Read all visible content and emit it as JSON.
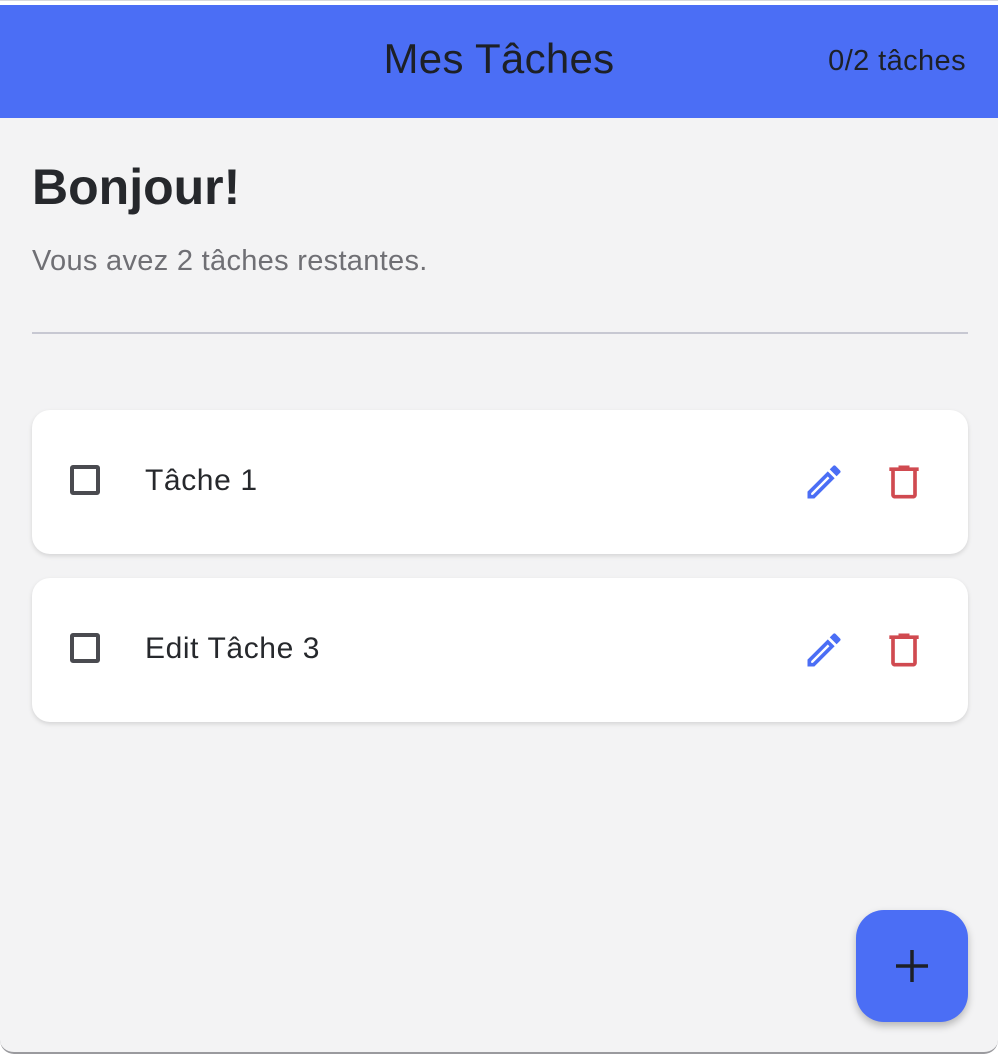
{
  "appbar": {
    "title": "Mes Tâches",
    "counter": "0/2 tâches"
  },
  "header": {
    "greeting": "Bonjour!",
    "subtitle": "Vous avez 2 tâches restantes."
  },
  "tasks": [
    {
      "label": "Tâche 1",
      "done": false
    },
    {
      "label": "Edit Tâche 3",
      "done": false
    }
  ],
  "icons": {
    "edit": "pencil-icon",
    "delete": "trash-icon",
    "add": "plus-icon"
  },
  "colors": {
    "primary": "#4b6ef5",
    "edit_icon": "#4b6ef5",
    "delete_icon": "#d04a50",
    "background": "#f3f3f4"
  }
}
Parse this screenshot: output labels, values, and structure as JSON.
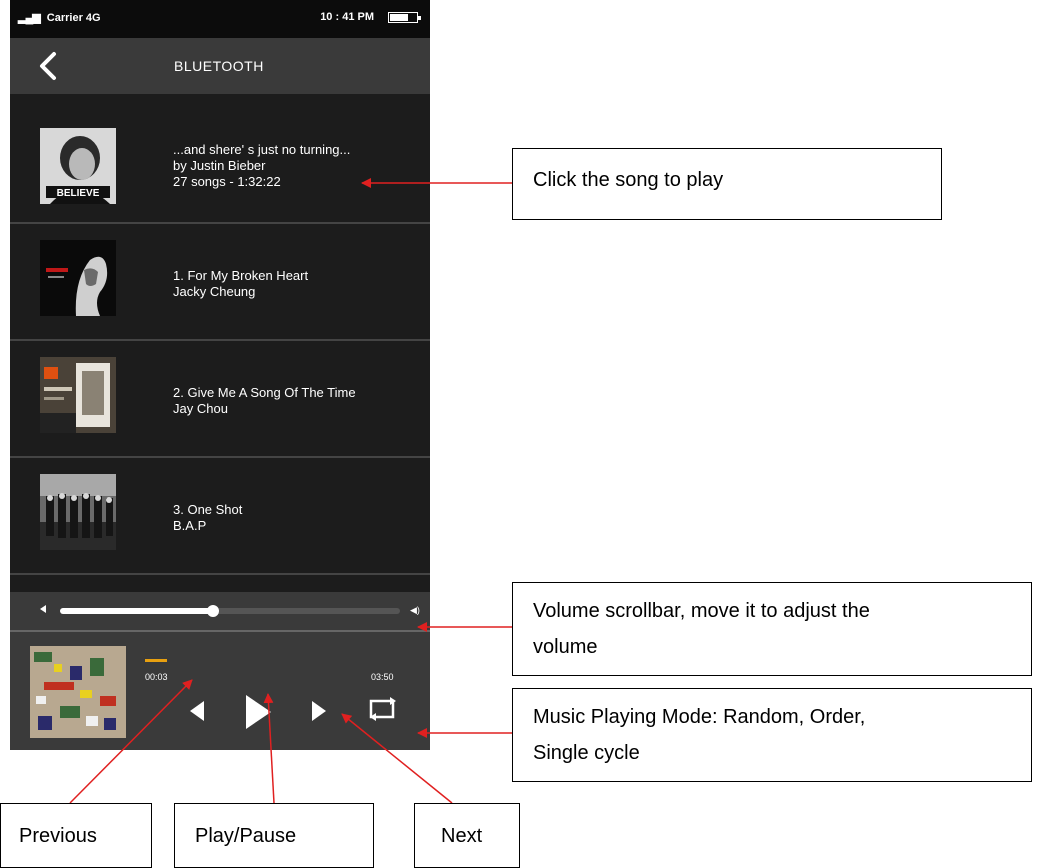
{
  "status_bar": {
    "carrier": "Carrier 4G",
    "time": "10 : 41 PM",
    "signal_icon": "signal-bars-icon",
    "battery_icon": "battery-icon"
  },
  "header": {
    "title": "BLUETOOTH",
    "back_icon": "chevron-left-icon"
  },
  "songs": [
    {
      "line1": "...and shere' s just no turning...",
      "line2": "by Justin Bieber",
      "line3": "27 songs - 1:32:22",
      "art_caption": "BELIEVE"
    },
    {
      "line1": "1. For My Broken Heart",
      "line2": "Jacky Cheung"
    },
    {
      "line1": "2. Give Me A Song Of The Time",
      "line2": "Jay Chou"
    },
    {
      "line1": "3. One Shot",
      "line2": "B.A.P"
    }
  ],
  "volume": {
    "level": 0.45,
    "min_icon": "volume-low-icon",
    "max_icon": "volume-high-icon"
  },
  "player": {
    "elapsed": "00:03",
    "duration": "03:50",
    "progress": 0.013,
    "controls": {
      "previous_icon": "previous-icon",
      "play_icon": "play-icon",
      "next_icon": "next-icon",
      "mode_icon": "repeat-icon"
    }
  },
  "callouts": {
    "song": "Click the song to play",
    "volume_line1": "Volume scrollbar, move it to adjust the",
    "volume_line2": "volume",
    "mode_line1": "Music Playing Mode: Random, Order,",
    "mode_line2": "Single cycle",
    "previous": "Previous",
    "play_pause": "Play/Pause",
    "next": "Next"
  },
  "colors": {
    "background": "#1c1c1c",
    "bar": "#3a3a3a",
    "accent": "#e8a010",
    "arrow": "#e02020"
  }
}
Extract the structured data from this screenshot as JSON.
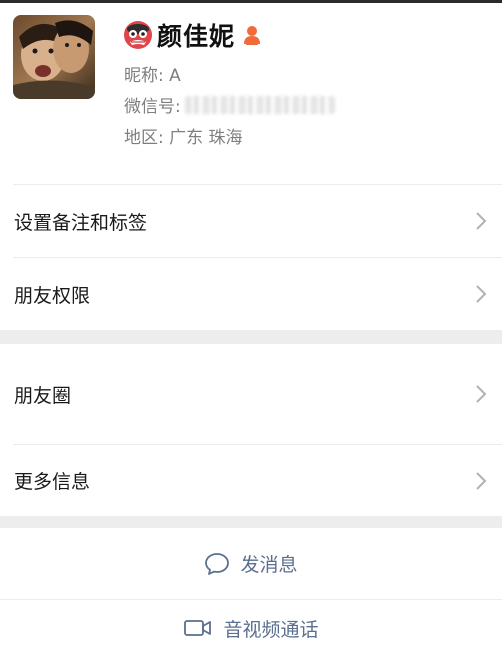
{
  "profile": {
    "name": "颜佳妮",
    "nickname_label": "昵称:",
    "nickname_value": "A",
    "wechat_id_label": "微信号:",
    "region_label": "地区:",
    "region_value": "广东  珠海",
    "gender": "female"
  },
  "menu": {
    "group1": [
      {
        "label": "设置备注和标签"
      },
      {
        "label": "朋友权限"
      }
    ],
    "group2": [
      {
        "label": "朋友圈"
      },
      {
        "label": "更多信息"
      }
    ]
  },
  "actions": {
    "send_message": "发消息",
    "av_call": "音视频通话"
  },
  "colors": {
    "action_text": "#5c6f8f",
    "gender_icon": "#f06a3a",
    "section_gap": "#ededed"
  },
  "icons": [
    "avatar-photo",
    "emoji-mask-icon",
    "gender-person-icon",
    "chevron-right-icon",
    "chat-bubble-icon",
    "video-camera-icon"
  ]
}
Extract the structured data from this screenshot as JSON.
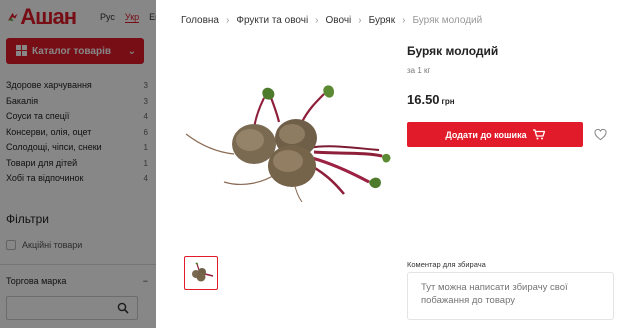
{
  "site": {
    "logo_text": "Ашан",
    "languages": [
      "Рус",
      "Укр",
      "Eng"
    ],
    "active_language": "Укр"
  },
  "sidebar": {
    "catalog_label": "Каталог товарів",
    "categories": [
      {
        "label": "Здорове харчування",
        "count": "3"
      },
      {
        "label": "Бакалія",
        "count": "3"
      },
      {
        "label": "Соуси та спеції",
        "count": "4"
      },
      {
        "label": "Консерви, олія, оцет",
        "count": "6"
      },
      {
        "label": "Солодощі, чіпси, снеки",
        "count": "1"
      },
      {
        "label": "Товари для дітей",
        "count": "1"
      },
      {
        "label": "Хобі та відпочинок",
        "count": "4"
      }
    ],
    "filters_title": "Фільтри",
    "promo_filter_label": "Акційні товари",
    "brand_title": "Торгова марка",
    "brand_toggle": "−"
  },
  "modal": {
    "breadcrumb": [
      "Головна",
      "Фрукти та овочі",
      "Овочі",
      "Буряк",
      "Буряк молодий"
    ],
    "title": "Буряк молодий",
    "unit": "за 1 кг",
    "price": "16.50",
    "currency": "грн",
    "add_to_cart_label": "Додати до кошика",
    "comment_label": "Коментар для збирача",
    "comment_placeholder": "Тут можна написати збирачу свої побажання до товару",
    "product_image_icon": "beetroot-image",
    "colors": {
      "brand_red": "#e11b2a",
      "overlay": "rgba(0,0,0,0.47)"
    }
  }
}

▶ **AIM**:
The data should be printed again unchanged; leave its pictures out.

▶ **SOLUTION**:
Read all visible content and emit it as JSON.
{
  "appbar": {
    "title": "Mes Tâches",
    "counter": "0/2 tâches"
  },
  "header": {
    "greeting": "Bonjour!",
    "subtitle": "Vous avez 2 tâches restantes."
  },
  "tasks": [
    {
      "label": "Tâche 1",
      "done": false
    },
    {
      "label": "Edit Tâche 3",
      "done": false
    }
  ],
  "icons": {
    "edit": "pencil-icon",
    "delete": "trash-icon",
    "add": "plus-icon"
  },
  "colors": {
    "primary": "#4b6ef5",
    "edit_icon": "#4b6ef5",
    "delete_icon": "#d04a50",
    "background": "#f3f3f4"
  }
}
Parse this screenshot: output labels, values, and structure as JSON.
{
  "status_bar": {
    "carrier": "Carrier 4G",
    "time": "10 : 41 PM",
    "signal_icon": "signal-bars-icon",
    "battery_icon": "battery-icon"
  },
  "header": {
    "title": "BLUETOOTH",
    "back_icon": "chevron-left-icon"
  },
  "songs": [
    {
      "line1": "...and shere' s just no turning...",
      "line2": "by Justin Bieber",
      "line3": "27 songs - 1:32:22",
      "art_caption": "BELIEVE"
    },
    {
      "line1": "1. For My Broken Heart",
      "line2": "Jacky Cheung"
    },
    {
      "line1": "2. Give Me A Song Of The Time",
      "line2": "Jay Chou"
    },
    {
      "line1": "3. One Shot",
      "line2": "B.A.P"
    }
  ],
  "volume": {
    "level": 0.45,
    "min_icon": "volume-low-icon",
    "max_icon": "volume-high-icon"
  },
  "player": {
    "elapsed": "00:03",
    "duration": "03:50",
    "progress": 0.013,
    "controls": {
      "previous_icon": "previous-icon",
      "play_icon": "play-icon",
      "next_icon": "next-icon",
      "mode_icon": "repeat-icon"
    }
  },
  "callouts": {
    "song": "Click the song to play",
    "volume_line1": "Volume scrollbar, move it to adjust the",
    "volume_line2": "volume",
    "mode_line1": "Music Playing Mode: Random, Order,",
    "mode_line2": "Single cycle",
    "previous": "Previous",
    "play_pause": "Play/Pause",
    "next": "Next"
  },
  "colors": {
    "background": "#1c1c1c",
    "bar": "#3a3a3a",
    "accent": "#e8a010",
    "arrow": "#e02020"
  }
}
Extract the structured data from this screenshot as JSON.
{
  "profile": {
    "name": "颜佳妮",
    "nickname_label": "昵称:",
    "nickname_value": "A",
    "wechat_id_label": "微信号:",
    "region_label": "地区:",
    "region_value": "广东  珠海",
    "gender": "female"
  },
  "menu": {
    "group1": [
      {
        "label": "设置备注和标签"
      },
      {
        "label": "朋友权限"
      }
    ],
    "group2": [
      {
        "label": "朋友圈"
      },
      {
        "label": "更多信息"
      }
    ]
  },
  "actions": {
    "send_message": "发消息",
    "av_call": "音视频通话"
  },
  "colors": {
    "action_text": "#5c6f8f",
    "gender_icon": "#f06a3a",
    "section_gap": "#ededed"
  },
  "icons": [
    "avatar-photo",
    "emoji-mask-icon",
    "gender-person-icon",
    "chevron-right-icon",
    "chat-bubble-icon",
    "video-camera-icon"
  ]
}
Extract the structured data from this screenshot as JSON.
{
  "site": {
    "logo_text": "Ашан",
    "languages": [
      "Рус",
      "Укр",
      "Eng"
    ],
    "active_language": "Укр"
  },
  "sidebar": {
    "catalog_label": "Каталог товарів",
    "categories": [
      {
        "label": "Здорове харчування",
        "count": "3"
      },
      {
        "label": "Бакалія",
        "count": "3"
      },
      {
        "label": "Соуси та спеції",
        "count": "4"
      },
      {
        "label": "Консерви, олія, оцет",
        "count": "6"
      },
      {
        "label": "Солодощі, чіпси, снеки",
        "count": "1"
      },
      {
        "label": "Товари для дітей",
        "count": "1"
      },
      {
        "label": "Хобі та відпочинок",
        "count": "4"
      }
    ],
    "filters_title": "Фільтри",
    "promo_filter_label": "Акційні товари",
    "brand_title": "Торгова марка",
    "brand_toggle": "−"
  },
  "modal": {
    "breadcrumb": [
      "Головна",
      "Фрукти та овочі",
      "Овочі",
      "Буряк",
      "Буряк молодий"
    ],
    "title": "Буряк молодий",
    "unit": "за 1 кг",
    "price": "16.50",
    "currency": "грн",
    "add_to_cart_label": "Додати до кошика",
    "comment_label": "Коментар для збирача",
    "comment_placeholder": "Тут можна написати збирачу свої побажання до товару",
    "product_image_icon": "beetroot-image",
    "colors": {
      "brand_red": "#e11b2a",
      "overlay": "rgba(0,0,0,0.47)"
    }
  }
}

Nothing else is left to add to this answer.